# start of Extracted information

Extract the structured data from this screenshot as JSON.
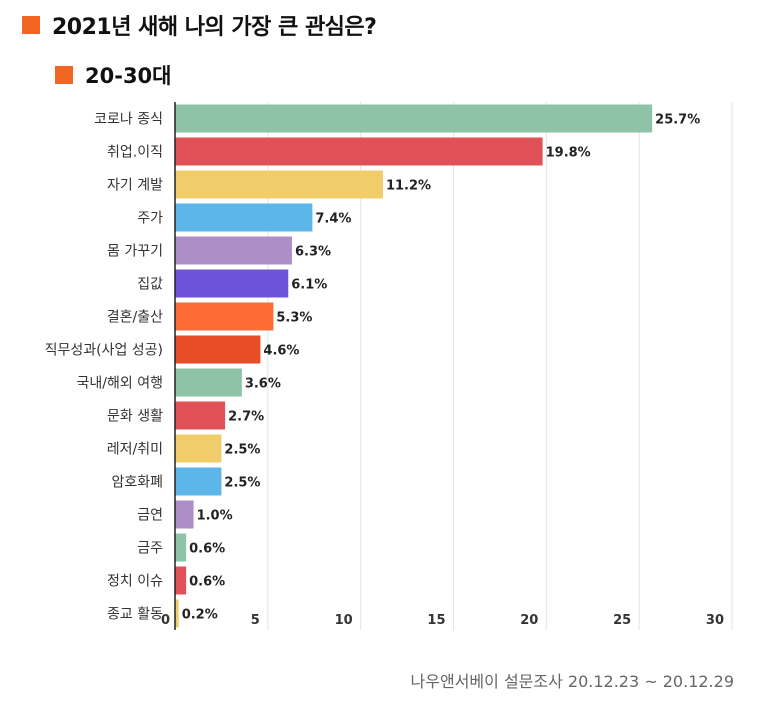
{
  "header": {
    "title": "2021년 새해 나의 가장 큰 관심은?",
    "subtitle": "20-30대",
    "marker_color": "#f26522"
  },
  "source": "나우앤서베이 설문조사 20.12.23 ~ 20.12.29",
  "chart_data": {
    "type": "bar",
    "orientation": "horizontal",
    "title": "2021년 새해 나의 가장 큰 관심은?",
    "subtitle": "20-30대",
    "xlabel": "",
    "ylabel": "",
    "xlim": [
      0,
      30
    ],
    "x_ticks": [
      0,
      5,
      10,
      15,
      20,
      25,
      30
    ],
    "grid": true,
    "value_suffix": "%",
    "categories": [
      "코로나 종식",
      "취업.이직",
      "자기 계발",
      "주가",
      "몸 가꾸기",
      "집값",
      "결혼/출산",
      "직무성과(사업 성공)",
      "국내/해외 여행",
      "문화 생활",
      "레저/취미",
      "암호화폐",
      "금연",
      "금주",
      "정치 이슈",
      "종교 활동"
    ],
    "values": [
      25.7,
      19.8,
      11.2,
      7.4,
      6.3,
      6.1,
      5.3,
      4.6,
      3.6,
      2.7,
      2.5,
      2.5,
      1.0,
      0.6,
      0.6,
      0.2
    ],
    "value_labels": [
      "25.7%",
      "19.8%",
      "11.2%",
      "7.4%",
      "6.3%",
      "6.1%",
      "5.3%",
      "4.6%",
      "3.6%",
      "2.7%",
      "2.5%",
      "2.5%",
      "1.0%",
      "0.6%",
      "0.6%",
      "0.2%"
    ],
    "colors": [
      "#8ec3a7",
      "#e05257",
      "#f0cc6b",
      "#5cb6e8",
      "#ae8ec6",
      "#6c54da",
      "#ff6b35",
      "#e84d25",
      "#8ec3a7",
      "#e05257",
      "#f0cc6b",
      "#5cb6e8",
      "#ae8ec6",
      "#8ec3a7",
      "#e05257",
      "#f0cc6b"
    ]
  }
}
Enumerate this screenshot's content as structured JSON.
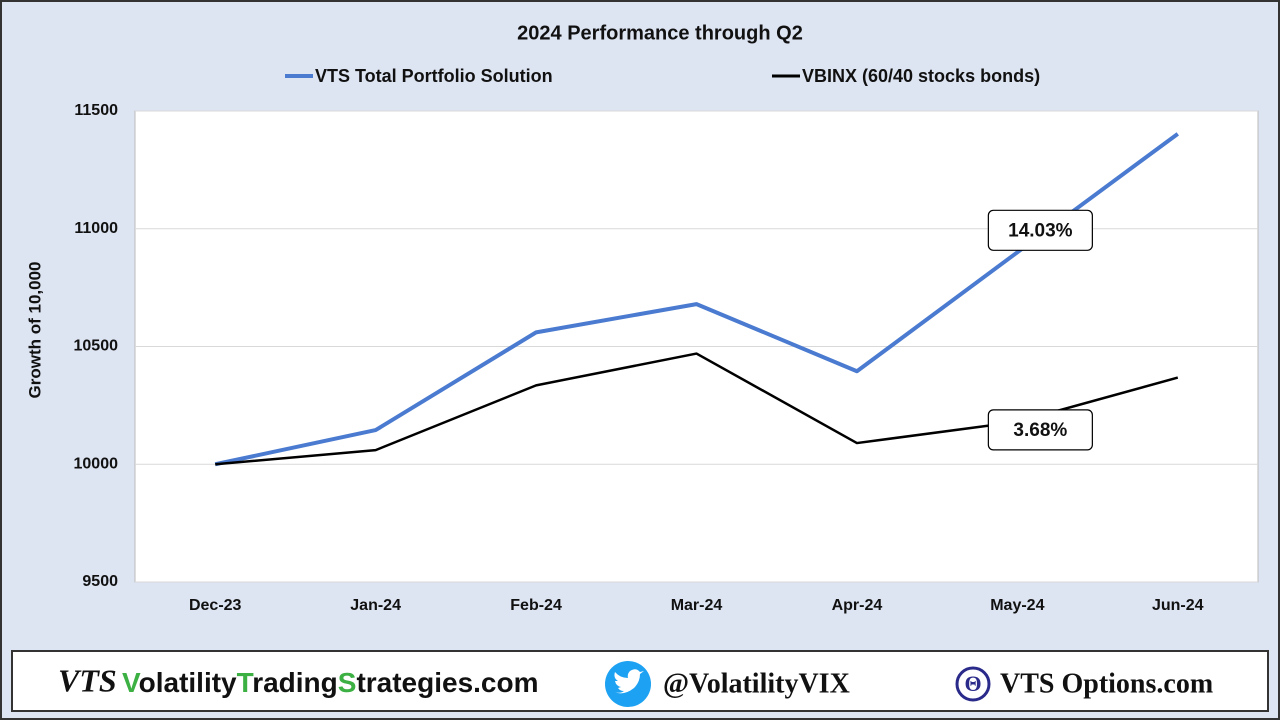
{
  "chart_data": {
    "type": "line",
    "title": "2024 Performance through Q2",
    "y_label": "Growth of 10,000",
    "categories": [
      "Dec-23",
      "Jan-24",
      "Feb-24",
      "Mar-24",
      "Apr-24",
      "May-24",
      "Jun-24"
    ],
    "series": [
      {
        "name": "VTS Total Portfolio Solution",
        "color": "#4a7bd0",
        "values": [
          10000,
          10145,
          10560,
          10680,
          10395,
          10900,
          11403
        ]
      },
      {
        "name": "VBINX  (60/40 stocks bonds)",
        "color": "#000000",
        "values": [
          10000,
          10060,
          10335,
          10470,
          10090,
          10180,
          10368
        ]
      }
    ],
    "annotations": [
      "14.03%",
      "3.68%"
    ],
    "ylim": [
      9500,
      11500
    ],
    "yticks": [
      9500,
      10000,
      10500,
      11000,
      11500
    ],
    "grid": true,
    "legend": "top"
  },
  "footer": {
    "logo": "VTS",
    "site_parts": [
      "V",
      "olatility",
      "T",
      "rading",
      "S",
      "trategies.com"
    ],
    "twitter": "@VolatilityVIX",
    "options": "VTS Options.com",
    "theta": "Θ"
  }
}
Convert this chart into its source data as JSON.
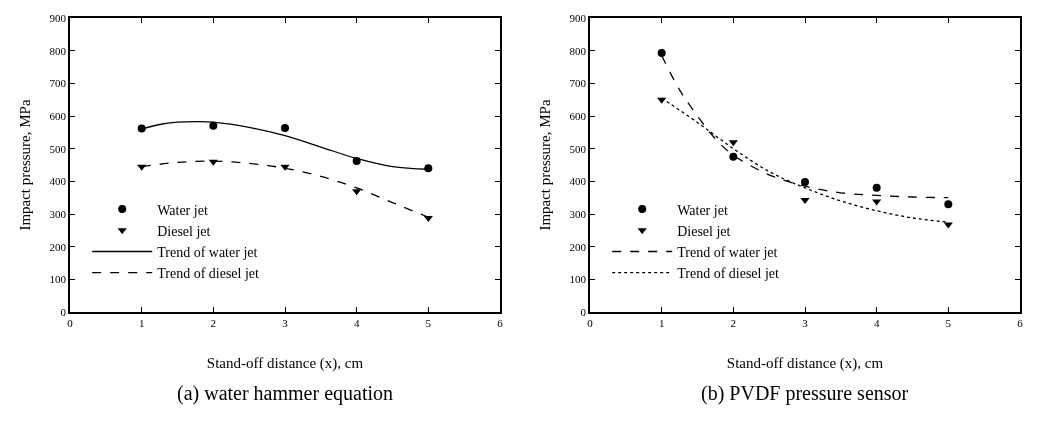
{
  "chart_data": [
    {
      "type": "scatter",
      "title": "(a) water hammer equation",
      "xlabel": "Stand-off distance (x), cm",
      "ylabel": "Impact pressure, MPa",
      "x": [
        1,
        2,
        3,
        4,
        5
      ],
      "xlim": [
        0,
        6
      ],
      "xticks": [
        0,
        1,
        2,
        3,
        4,
        5,
        6
      ],
      "ylim": [
        0,
        900
      ],
      "yticks": [
        0,
        100,
        200,
        300,
        400,
        500,
        600,
        700,
        800,
        900
      ],
      "legend": "bottom left",
      "series": [
        {
          "name": "Water jet",
          "color": "#000000",
          "marker": "circle",
          "values": [
            562,
            570,
            563,
            462,
            440
          ]
        },
        {
          "name": "Diesel jet",
          "color": "#000000",
          "marker": "triangle",
          "values": [
            445,
            460,
            445,
            370,
            288
          ]
        },
        {
          "name": "Trend of water jet",
          "type": "line",
          "color": "#000000",
          "line_style": "solid",
          "x": [
            1,
            1.25,
            1.5,
            1.8,
            2,
            2.5,
            3,
            3.5,
            4,
            4.5,
            5
          ],
          "values": [
            560,
            574,
            581,
            583,
            581,
            565,
            540,
            505,
            470,
            445,
            437
          ]
        },
        {
          "name": "Trend of diesel jet",
          "type": "line",
          "color": "#000000",
          "line_style": "dashed",
          "x": [
            1,
            1.5,
            2,
            2.5,
            3,
            3.5,
            4,
            4.5,
            5
          ],
          "values": [
            445,
            458,
            462,
            455,
            440,
            415,
            380,
            335,
            290
          ]
        }
      ]
    },
    {
      "type": "scatter",
      "title": "(b) PVDF pressure sensor",
      "xlabel": "Stand-off distance (x), cm",
      "ylabel": "Impact pressure, MPa",
      "x": [
        1,
        2,
        3,
        4,
        5
      ],
      "xlim": [
        0,
        6
      ],
      "xticks": [
        0,
        1,
        2,
        3,
        4,
        5,
        6
      ],
      "ylim": [
        0,
        900
      ],
      "yticks": [
        0,
        100,
        200,
        300,
        400,
        500,
        600,
        700,
        800,
        900
      ],
      "legend": "bottom left",
      "series": [
        {
          "name": "Water jet",
          "color": "#000000",
          "marker": "circle",
          "values": [
            793,
            475,
            398,
            380,
            330
          ]
        },
        {
          "name": "Diesel jet",
          "color": "#000000",
          "marker": "triangle",
          "values": [
            650,
            520,
            343,
            338,
            268
          ]
        },
        {
          "name": "Trend of water jet",
          "type": "line",
          "color": "#000000",
          "line_style": "dashed",
          "x": [
            1,
            1.25,
            1.5,
            1.75,
            2,
            2.5,
            3,
            3.5,
            4,
            4.5,
            5
          ],
          "values": [
            785,
            680,
            600,
            530,
            480,
            420,
            385,
            365,
            357,
            352,
            350
          ]
        },
        {
          "name": "Trend of diesel jet",
          "type": "line",
          "color": "#000000",
          "line_style": "dotted",
          "x": [
            1,
            1.5,
            2,
            2.5,
            3,
            3.5,
            4,
            4.5,
            5
          ],
          "values": [
            655,
            580,
            500,
            430,
            380,
            340,
            310,
            288,
            275
          ]
        }
      ]
    }
  ]
}
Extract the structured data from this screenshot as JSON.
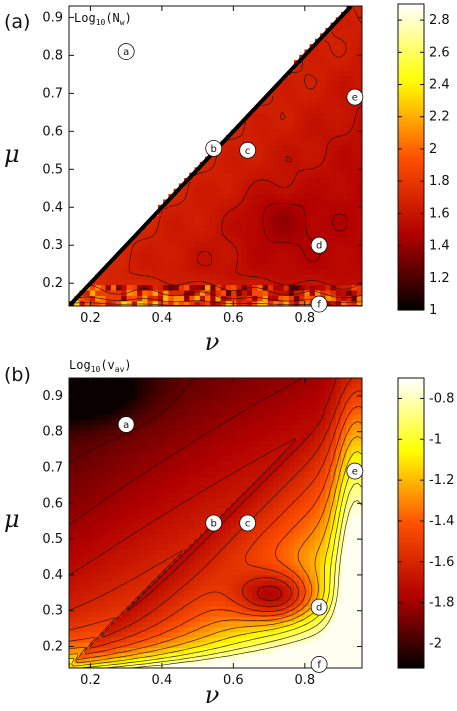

# end of Extracted information

Select every line of the records holding the string "this".

Extract the structured data from this screenshot as JSON.
Enumerate this screenshot's content as structured JSON.
Convert this chart into its source data as JSON.
Extract the structured data from this screenshot as JSON.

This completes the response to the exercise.